Pick out each line of the records that includes the string "periodo", and copy it.

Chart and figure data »

-- -- --

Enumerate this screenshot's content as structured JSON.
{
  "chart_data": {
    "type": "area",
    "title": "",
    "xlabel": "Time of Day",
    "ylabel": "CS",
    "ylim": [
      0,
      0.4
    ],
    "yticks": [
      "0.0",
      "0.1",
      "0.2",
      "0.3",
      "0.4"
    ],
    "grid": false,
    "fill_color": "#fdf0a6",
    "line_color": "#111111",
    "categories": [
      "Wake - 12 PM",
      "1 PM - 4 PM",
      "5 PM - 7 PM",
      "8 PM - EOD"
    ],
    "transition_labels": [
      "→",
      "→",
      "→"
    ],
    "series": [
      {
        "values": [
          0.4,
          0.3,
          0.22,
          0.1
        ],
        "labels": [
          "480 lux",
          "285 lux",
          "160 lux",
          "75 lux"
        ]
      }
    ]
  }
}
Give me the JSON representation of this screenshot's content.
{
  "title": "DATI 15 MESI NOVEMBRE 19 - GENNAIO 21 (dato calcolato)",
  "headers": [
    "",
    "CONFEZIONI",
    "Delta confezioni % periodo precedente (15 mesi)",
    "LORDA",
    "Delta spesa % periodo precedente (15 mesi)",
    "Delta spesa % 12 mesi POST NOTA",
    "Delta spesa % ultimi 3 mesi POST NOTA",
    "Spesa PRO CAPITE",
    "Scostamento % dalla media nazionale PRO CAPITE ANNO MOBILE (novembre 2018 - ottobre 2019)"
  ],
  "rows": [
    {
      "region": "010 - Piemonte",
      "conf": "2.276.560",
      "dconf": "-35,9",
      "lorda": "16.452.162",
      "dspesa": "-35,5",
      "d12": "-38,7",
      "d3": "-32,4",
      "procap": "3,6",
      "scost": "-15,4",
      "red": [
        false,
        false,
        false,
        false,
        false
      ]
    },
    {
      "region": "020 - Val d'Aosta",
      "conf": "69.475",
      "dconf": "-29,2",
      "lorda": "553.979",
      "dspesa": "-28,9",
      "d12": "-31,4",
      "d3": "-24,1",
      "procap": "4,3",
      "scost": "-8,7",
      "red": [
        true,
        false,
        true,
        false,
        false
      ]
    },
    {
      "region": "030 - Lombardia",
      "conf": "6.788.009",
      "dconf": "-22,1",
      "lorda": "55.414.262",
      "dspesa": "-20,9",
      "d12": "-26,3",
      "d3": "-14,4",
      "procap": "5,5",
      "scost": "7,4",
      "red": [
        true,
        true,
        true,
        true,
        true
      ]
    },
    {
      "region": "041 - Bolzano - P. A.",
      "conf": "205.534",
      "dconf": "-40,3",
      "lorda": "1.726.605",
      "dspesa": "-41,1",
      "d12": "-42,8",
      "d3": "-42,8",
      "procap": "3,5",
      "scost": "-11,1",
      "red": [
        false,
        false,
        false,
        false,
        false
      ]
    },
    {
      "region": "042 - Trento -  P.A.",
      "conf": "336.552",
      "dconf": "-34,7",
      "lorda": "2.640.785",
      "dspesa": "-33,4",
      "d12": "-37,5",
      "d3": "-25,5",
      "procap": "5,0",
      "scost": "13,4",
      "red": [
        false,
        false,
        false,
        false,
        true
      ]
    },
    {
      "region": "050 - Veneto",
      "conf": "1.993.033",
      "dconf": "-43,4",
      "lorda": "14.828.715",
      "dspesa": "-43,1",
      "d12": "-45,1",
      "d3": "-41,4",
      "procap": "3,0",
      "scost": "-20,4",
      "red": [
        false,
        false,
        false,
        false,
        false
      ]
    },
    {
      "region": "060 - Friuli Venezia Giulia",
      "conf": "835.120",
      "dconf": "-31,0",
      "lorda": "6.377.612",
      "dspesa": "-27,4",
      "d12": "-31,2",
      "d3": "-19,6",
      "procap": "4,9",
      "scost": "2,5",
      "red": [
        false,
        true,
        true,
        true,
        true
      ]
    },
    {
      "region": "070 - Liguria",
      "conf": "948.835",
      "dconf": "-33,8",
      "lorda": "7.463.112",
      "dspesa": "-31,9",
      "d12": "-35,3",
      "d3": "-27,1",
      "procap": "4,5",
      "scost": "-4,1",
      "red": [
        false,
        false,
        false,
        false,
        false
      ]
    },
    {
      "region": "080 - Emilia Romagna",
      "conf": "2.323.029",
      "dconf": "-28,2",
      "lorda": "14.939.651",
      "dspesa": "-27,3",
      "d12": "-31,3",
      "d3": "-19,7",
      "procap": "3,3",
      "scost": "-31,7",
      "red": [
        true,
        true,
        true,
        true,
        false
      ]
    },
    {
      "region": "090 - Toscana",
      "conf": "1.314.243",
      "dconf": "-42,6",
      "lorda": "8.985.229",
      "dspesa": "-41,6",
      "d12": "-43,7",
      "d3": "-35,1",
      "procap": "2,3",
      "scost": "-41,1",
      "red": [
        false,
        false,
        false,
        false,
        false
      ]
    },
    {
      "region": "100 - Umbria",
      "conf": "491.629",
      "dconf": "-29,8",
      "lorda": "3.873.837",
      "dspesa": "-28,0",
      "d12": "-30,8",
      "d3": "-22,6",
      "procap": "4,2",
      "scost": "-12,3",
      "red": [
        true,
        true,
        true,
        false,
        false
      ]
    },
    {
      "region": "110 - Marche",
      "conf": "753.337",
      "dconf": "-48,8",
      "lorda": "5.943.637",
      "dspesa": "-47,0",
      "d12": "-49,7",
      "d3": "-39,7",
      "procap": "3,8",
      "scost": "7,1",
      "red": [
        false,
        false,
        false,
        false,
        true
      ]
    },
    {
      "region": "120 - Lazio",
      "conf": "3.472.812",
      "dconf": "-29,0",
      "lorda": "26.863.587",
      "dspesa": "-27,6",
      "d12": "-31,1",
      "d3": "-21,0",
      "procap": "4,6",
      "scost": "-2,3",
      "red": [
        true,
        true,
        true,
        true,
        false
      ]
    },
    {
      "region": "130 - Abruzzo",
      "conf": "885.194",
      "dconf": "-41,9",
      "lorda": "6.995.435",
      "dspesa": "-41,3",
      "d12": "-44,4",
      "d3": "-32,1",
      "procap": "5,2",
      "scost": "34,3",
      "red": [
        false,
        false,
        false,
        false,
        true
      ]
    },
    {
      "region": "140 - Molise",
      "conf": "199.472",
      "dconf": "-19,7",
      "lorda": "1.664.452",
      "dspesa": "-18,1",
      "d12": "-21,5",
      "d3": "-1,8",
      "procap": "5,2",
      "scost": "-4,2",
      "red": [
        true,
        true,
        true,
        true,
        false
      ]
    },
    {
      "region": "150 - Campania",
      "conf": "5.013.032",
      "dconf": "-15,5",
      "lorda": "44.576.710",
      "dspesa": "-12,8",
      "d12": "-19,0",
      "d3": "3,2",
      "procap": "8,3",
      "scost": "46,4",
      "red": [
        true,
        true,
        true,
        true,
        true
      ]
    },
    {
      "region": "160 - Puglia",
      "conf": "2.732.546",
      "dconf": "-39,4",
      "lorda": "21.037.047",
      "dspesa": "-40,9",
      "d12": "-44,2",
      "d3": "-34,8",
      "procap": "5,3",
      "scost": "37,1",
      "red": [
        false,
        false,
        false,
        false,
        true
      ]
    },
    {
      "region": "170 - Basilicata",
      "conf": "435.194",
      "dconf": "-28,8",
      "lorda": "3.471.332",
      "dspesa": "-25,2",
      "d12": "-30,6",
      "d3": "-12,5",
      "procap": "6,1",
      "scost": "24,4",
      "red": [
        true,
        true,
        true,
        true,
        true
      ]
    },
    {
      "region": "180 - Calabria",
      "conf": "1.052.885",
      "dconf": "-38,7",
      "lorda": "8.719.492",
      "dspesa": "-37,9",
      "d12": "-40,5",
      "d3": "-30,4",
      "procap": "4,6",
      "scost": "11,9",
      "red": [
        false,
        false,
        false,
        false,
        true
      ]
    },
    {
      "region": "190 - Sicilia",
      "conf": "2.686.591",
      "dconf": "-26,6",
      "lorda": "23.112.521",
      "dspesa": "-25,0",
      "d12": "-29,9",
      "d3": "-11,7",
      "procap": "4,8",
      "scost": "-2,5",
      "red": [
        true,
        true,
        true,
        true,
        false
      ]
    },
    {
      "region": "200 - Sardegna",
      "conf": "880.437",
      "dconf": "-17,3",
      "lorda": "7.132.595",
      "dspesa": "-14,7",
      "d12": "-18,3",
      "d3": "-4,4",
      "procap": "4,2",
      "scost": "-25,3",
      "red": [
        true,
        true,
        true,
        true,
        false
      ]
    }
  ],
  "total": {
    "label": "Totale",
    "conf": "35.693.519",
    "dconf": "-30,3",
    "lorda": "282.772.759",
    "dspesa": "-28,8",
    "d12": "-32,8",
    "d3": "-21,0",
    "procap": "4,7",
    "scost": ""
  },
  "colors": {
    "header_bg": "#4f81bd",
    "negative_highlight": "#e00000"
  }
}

-- -- --

Result of the exercise »
    "Delta confezioni % periodo precedente (15 mesi)",
    "Delta spesa % periodo precedente (15 mesi)",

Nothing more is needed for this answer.